===== Data listing =====

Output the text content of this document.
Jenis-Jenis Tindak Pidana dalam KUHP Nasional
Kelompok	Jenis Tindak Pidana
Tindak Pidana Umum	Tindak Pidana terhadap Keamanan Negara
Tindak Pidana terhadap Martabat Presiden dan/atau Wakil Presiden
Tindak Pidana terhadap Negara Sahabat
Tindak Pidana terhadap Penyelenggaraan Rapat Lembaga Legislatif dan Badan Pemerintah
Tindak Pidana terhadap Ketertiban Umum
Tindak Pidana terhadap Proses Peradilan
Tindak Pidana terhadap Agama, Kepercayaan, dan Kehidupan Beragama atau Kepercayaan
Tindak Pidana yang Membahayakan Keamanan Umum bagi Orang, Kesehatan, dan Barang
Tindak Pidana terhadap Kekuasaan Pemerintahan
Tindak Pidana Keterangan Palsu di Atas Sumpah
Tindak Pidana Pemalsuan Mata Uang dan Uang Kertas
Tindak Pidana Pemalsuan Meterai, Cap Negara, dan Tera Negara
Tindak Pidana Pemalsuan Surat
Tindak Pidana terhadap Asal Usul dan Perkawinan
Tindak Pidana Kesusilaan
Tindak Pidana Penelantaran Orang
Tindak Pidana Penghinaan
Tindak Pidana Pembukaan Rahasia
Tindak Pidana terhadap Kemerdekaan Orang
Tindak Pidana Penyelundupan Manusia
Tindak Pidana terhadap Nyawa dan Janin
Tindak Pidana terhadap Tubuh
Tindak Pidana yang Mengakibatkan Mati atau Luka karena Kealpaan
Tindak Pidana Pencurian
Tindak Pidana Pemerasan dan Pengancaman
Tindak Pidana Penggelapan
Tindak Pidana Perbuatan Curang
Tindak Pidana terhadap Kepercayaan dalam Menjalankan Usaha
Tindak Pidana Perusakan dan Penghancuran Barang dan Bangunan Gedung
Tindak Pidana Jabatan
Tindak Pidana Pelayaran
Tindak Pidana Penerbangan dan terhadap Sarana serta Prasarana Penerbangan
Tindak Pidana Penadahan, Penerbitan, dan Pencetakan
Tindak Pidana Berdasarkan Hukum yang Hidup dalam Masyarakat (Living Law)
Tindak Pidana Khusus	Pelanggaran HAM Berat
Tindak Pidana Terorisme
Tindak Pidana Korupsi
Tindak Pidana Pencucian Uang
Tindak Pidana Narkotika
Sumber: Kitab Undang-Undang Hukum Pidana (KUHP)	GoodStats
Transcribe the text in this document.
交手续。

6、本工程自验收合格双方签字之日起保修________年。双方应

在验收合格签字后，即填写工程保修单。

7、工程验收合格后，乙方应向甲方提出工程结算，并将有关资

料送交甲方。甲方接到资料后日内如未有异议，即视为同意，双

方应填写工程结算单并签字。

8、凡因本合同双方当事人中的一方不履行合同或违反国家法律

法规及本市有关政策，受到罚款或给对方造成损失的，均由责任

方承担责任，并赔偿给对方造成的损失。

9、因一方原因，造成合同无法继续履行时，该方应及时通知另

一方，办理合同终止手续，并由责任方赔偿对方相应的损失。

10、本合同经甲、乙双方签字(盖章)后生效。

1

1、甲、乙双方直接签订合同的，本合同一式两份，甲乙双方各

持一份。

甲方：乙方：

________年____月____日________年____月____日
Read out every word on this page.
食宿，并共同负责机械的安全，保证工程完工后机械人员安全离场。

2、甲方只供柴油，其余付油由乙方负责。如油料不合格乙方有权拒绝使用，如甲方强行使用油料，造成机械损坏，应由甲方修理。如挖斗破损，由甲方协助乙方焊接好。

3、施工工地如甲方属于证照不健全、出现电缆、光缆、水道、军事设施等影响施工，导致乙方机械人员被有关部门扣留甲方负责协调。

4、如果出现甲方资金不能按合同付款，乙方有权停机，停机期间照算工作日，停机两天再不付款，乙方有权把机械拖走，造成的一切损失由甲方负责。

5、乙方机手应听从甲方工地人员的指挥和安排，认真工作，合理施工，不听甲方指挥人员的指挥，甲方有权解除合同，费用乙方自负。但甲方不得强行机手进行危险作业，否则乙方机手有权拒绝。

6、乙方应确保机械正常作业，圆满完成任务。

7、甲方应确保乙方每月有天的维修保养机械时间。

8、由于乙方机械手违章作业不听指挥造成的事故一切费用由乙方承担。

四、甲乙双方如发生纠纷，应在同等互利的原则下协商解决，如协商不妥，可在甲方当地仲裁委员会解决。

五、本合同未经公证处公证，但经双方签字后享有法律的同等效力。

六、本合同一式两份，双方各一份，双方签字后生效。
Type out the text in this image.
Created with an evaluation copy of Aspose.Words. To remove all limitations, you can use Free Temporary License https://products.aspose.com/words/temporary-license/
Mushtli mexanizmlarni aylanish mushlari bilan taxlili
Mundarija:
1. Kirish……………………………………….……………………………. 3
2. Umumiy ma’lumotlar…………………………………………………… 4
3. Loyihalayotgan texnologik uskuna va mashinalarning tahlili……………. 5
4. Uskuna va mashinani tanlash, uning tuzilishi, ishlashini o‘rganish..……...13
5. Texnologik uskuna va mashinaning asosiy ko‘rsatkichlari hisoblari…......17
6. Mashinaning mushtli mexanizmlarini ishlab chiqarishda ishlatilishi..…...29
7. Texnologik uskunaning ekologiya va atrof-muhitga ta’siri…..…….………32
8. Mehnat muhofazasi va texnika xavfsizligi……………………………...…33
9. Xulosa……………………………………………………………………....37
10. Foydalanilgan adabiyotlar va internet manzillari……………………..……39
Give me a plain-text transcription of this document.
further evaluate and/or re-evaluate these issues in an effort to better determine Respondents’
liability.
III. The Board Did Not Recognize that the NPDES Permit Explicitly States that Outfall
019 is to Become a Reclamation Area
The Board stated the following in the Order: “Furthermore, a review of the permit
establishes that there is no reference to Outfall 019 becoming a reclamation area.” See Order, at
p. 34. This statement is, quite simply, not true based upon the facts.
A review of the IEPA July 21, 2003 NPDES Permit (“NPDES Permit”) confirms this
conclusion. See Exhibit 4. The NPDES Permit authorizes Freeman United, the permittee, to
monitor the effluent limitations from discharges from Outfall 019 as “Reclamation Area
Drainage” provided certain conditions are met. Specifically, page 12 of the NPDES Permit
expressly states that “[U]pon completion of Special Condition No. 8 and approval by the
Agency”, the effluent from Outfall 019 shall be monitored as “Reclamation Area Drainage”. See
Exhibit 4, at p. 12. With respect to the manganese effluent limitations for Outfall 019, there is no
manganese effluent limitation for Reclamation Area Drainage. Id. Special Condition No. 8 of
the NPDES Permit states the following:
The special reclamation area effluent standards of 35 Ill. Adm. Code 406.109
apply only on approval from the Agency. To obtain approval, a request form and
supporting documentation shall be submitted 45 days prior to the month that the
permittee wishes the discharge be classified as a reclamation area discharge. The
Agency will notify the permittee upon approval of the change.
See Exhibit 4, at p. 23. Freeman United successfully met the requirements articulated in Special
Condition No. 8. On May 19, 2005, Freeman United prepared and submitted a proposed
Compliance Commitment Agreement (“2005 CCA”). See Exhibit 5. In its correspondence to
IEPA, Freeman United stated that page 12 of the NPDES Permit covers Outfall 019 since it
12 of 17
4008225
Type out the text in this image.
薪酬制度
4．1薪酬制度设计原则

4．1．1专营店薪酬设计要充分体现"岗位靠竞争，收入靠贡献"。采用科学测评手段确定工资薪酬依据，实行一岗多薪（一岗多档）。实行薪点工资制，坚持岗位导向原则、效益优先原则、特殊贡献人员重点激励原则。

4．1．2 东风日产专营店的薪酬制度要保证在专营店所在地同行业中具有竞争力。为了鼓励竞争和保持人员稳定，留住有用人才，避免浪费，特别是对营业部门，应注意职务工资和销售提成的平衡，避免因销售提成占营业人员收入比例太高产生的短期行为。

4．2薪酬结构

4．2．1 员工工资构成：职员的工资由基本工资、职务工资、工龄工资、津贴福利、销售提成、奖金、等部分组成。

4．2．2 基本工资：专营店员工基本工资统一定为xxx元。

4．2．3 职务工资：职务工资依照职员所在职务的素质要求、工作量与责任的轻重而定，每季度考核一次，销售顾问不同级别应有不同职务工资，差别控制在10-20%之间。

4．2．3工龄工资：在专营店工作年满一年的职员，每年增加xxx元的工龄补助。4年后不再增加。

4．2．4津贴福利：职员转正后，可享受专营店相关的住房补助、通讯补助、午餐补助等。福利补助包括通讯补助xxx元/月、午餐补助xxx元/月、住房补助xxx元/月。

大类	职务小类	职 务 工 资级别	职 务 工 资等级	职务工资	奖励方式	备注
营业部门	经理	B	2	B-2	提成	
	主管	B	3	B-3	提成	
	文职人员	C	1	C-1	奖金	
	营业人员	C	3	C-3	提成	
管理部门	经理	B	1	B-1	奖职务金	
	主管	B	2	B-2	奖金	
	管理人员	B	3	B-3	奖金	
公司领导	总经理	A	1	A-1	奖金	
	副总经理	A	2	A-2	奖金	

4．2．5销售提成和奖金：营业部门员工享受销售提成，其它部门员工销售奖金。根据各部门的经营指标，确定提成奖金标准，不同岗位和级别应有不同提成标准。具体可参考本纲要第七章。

=====

Aim
Show the lines that mention the word "manganese".

Exercise result
Exhibit 4, at p. 12. With respect to the manganese effluent limitations for Outfall 019, there is no
manganese effluent limitation for Reclamation Area Drainage. Id. Special Condition No. 8 of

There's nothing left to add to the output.